--- Begin Provided entries ---

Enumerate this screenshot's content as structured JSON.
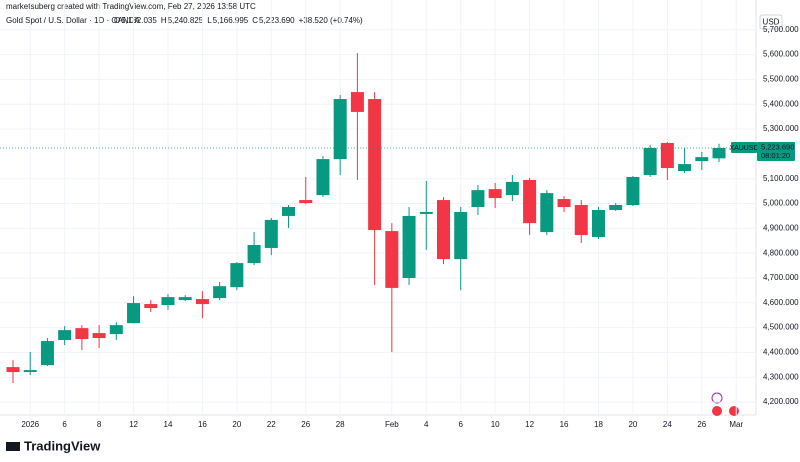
{
  "header": {
    "credit": "marketsuberg created with TradingView.com, Feb 27, 2026 13:58 UTC",
    "symbol": "Gold Spot / U.S. Dollar · 1D · OANDA",
    "ohlc": [
      {
        "key": "O",
        "value": "5,182.035"
      },
      {
        "key": "H",
        "value": "5,240.825"
      },
      {
        "key": "L",
        "value": "5,166.995"
      },
      {
        "key": "C",
        "value": "5,223.690"
      }
    ],
    "change": "+38.520 (+0.74%)",
    "currency": "USD",
    "logo": "TradingView"
  },
  "chart_data": {
    "type": "candlestick",
    "categories": [
      null,
      "2026",
      null,
      "6",
      null,
      "8",
      null,
      "12",
      null,
      "14",
      null,
      "16",
      null,
      "20",
      null,
      "22",
      null,
      "26",
      null,
      "28",
      null,
      null,
      "Feb",
      null,
      "4",
      null,
      "6",
      null,
      "10",
      null,
      "12",
      null,
      "16",
      null,
      "18",
      null,
      "20",
      null,
      "24",
      null,
      "26",
      null,
      "Mar"
    ],
    "open": [
      4341,
      4321,
      4349,
      4450,
      4498,
      4478,
      4474,
      4518,
      4595,
      4591,
      4611,
      4615,
      4619,
      4663,
      4760,
      4821,
      4950,
      5014,
      5034,
      5179,
      5449,
      5421,
      4889,
      4700,
      4958,
      5014,
      4776,
      4986,
      5058,
      5034,
      5095,
      4885,
      5018,
      4994,
      4865,
      4974,
      4994,
      5115,
      5244,
      5131,
      5171,
      5182.035,
      null
    ],
    "high": [
      4369,
      4402,
      4458,
      4506,
      4510,
      4510,
      4522,
      4627,
      4611,
      4635,
      4631,
      4647,
      4684,
      4764,
      4885,
      4942,
      4994,
      5107,
      5191,
      5437,
      5606,
      5449,
      4921,
      4986,
      5091,
      5026,
      4986,
      5075,
      5083,
      5115,
      5103,
      5054,
      5030,
      5014,
      4986,
      5002,
      5111,
      5236,
      5248,
      5224,
      5208,
      5240.825,
      null
    ],
    "low": [
      4277,
      4309,
      4345,
      4430,
      4410,
      4418,
      4450,
      4518,
      4563,
      4571,
      4607,
      4538,
      4611,
      4651,
      4752,
      4792,
      4901,
      4998,
      5026,
      5115,
      5095,
      4672,
      4402,
      4672,
      4813,
      4756,
      4651,
      4954,
      4982,
      5010,
      4873,
      4873,
      4966,
      4841,
      4857,
      4970,
      4990,
      5107,
      5095,
      5123,
      5135,
      5166.995,
      null
    ],
    "close": [
      4321,
      4329,
      4446,
      4490,
      4454,
      4458,
      4510,
      4599,
      4579,
      4623,
      4623,
      4595,
      4667,
      4760,
      4833,
      4934,
      4986,
      5002,
      5179,
      5421,
      5369,
      4893,
      4660,
      4950,
      4966,
      4776,
      4966,
      5054,
      5022,
      5087,
      4921,
      5042,
      4986,
      4873,
      4974,
      4994,
      5107,
      5224,
      5143,
      5159,
      5187,
      5223.69,
      null
    ],
    "up_color": "#089981",
    "down_color": "#f23645",
    "ylim": [
      4148,
      5820
    ],
    "yticks": [
      {
        "value": 4200,
        "label": "4,200.000"
      },
      {
        "value": 4300,
        "label": "4,300.000"
      },
      {
        "value": 4400,
        "label": "4,400.000"
      },
      {
        "value": 4500,
        "label": "4,500.000"
      },
      {
        "value": 4600,
        "label": "4,600.000"
      },
      {
        "value": 4700,
        "label": "4,700.000"
      },
      {
        "value": 4800,
        "label": "4,800.000"
      },
      {
        "value": 4900,
        "label": "4,900.000"
      },
      {
        "value": 5000,
        "label": "5,000.000"
      },
      {
        "value": 5100,
        "label": "5,100.000"
      },
      {
        "value": 5300,
        "label": "5,300.000"
      },
      {
        "value": 5400,
        "label": "5,400.000"
      },
      {
        "value": 5500,
        "label": "5,500.000"
      },
      {
        "value": 5600,
        "label": "5,600.000"
      },
      {
        "value": 5700,
        "label": "5,700.000"
      }
    ],
    "grid": true,
    "last_price": {
      "symbol": "XAUUSD",
      "value": 5223.69,
      "label": "5,223.690",
      "countdown": "08:01:20"
    }
  }
}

--- End Provided entries ---

Return every line containing "TradingView".

__Full response__
    "credit": "marketsuberg created with TradingView.com, Feb 27, 2026 13:58 UTC",
    "logo": "TradingView"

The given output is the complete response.